» TÂCHE À ACCOMPLIR
Sélectionnez et recopiez chaque ligne des données qui contient la chaîne « rule », en respectant la casse.

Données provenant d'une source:
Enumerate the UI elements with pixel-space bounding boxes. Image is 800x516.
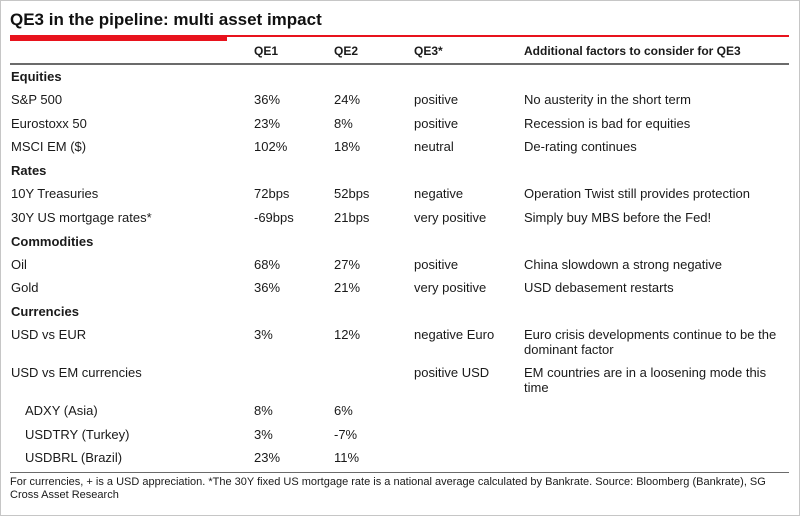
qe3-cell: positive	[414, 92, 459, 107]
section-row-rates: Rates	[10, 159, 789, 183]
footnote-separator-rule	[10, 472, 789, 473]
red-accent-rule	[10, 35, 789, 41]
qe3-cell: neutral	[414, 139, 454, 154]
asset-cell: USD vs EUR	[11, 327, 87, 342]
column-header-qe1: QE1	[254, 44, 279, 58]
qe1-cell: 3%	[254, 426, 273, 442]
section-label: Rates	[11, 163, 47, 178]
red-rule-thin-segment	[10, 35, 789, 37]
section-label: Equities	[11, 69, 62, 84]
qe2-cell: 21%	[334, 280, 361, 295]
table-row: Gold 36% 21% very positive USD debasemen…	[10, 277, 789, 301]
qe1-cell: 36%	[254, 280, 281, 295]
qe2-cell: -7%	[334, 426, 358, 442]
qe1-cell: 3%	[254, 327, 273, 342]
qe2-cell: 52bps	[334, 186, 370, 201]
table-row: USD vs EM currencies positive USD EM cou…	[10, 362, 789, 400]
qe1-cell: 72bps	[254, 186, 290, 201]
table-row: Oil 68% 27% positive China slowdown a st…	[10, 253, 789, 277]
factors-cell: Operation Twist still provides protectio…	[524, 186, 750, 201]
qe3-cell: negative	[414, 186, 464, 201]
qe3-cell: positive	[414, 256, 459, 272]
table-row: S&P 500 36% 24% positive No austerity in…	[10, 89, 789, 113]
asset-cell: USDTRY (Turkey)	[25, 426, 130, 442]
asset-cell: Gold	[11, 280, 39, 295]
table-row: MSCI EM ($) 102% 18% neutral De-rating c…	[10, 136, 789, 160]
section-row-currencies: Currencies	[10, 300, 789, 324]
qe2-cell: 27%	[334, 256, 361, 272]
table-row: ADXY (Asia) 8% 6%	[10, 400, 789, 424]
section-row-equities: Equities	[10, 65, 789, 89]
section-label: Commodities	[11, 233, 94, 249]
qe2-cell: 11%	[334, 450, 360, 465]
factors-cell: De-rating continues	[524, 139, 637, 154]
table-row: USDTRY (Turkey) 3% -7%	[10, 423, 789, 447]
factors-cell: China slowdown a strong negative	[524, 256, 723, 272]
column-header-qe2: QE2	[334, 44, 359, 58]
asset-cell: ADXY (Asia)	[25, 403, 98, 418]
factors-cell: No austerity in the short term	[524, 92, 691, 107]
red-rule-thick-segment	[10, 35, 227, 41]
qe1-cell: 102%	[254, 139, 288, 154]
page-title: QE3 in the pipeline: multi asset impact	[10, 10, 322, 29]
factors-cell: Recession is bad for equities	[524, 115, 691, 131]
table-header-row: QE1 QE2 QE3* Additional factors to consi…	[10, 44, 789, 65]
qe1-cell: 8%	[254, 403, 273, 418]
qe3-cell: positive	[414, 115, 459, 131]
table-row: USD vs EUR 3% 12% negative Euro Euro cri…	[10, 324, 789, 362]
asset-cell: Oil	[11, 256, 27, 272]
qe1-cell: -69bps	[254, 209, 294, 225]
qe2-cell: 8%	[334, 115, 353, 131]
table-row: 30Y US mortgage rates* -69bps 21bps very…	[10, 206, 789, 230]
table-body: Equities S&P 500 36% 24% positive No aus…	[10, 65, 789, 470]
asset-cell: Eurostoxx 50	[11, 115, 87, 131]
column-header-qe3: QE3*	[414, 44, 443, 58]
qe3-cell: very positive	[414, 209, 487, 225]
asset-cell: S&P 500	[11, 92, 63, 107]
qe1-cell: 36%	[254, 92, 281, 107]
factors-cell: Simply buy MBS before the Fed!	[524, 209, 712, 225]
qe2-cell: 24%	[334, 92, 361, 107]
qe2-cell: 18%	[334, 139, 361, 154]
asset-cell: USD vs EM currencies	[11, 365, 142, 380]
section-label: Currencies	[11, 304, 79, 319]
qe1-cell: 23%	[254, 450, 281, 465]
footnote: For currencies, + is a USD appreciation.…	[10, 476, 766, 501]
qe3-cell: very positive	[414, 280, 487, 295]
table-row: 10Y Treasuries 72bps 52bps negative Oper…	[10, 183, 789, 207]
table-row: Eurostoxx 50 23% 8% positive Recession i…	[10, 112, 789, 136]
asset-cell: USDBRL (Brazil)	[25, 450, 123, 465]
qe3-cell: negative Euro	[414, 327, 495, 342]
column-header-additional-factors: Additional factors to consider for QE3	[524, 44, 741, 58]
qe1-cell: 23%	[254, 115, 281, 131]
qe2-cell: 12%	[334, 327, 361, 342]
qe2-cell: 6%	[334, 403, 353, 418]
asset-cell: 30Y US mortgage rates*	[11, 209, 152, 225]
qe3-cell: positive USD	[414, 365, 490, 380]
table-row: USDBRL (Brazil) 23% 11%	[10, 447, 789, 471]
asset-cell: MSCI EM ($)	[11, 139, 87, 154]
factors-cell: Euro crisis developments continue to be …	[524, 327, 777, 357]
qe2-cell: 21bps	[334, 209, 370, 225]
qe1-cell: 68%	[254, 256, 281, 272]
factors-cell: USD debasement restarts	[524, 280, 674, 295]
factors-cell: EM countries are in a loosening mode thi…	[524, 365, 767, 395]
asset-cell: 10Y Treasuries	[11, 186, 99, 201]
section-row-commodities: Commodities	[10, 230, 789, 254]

» SOLUTION PROPOSÉE
footnote-separator-rule	[10, 472, 789, 473]
red-accent-rule	[10, 35, 789, 41]
red-rule-thin-segment	[10, 35, 789, 37]
red-rule-thick-segment	[10, 35, 227, 41]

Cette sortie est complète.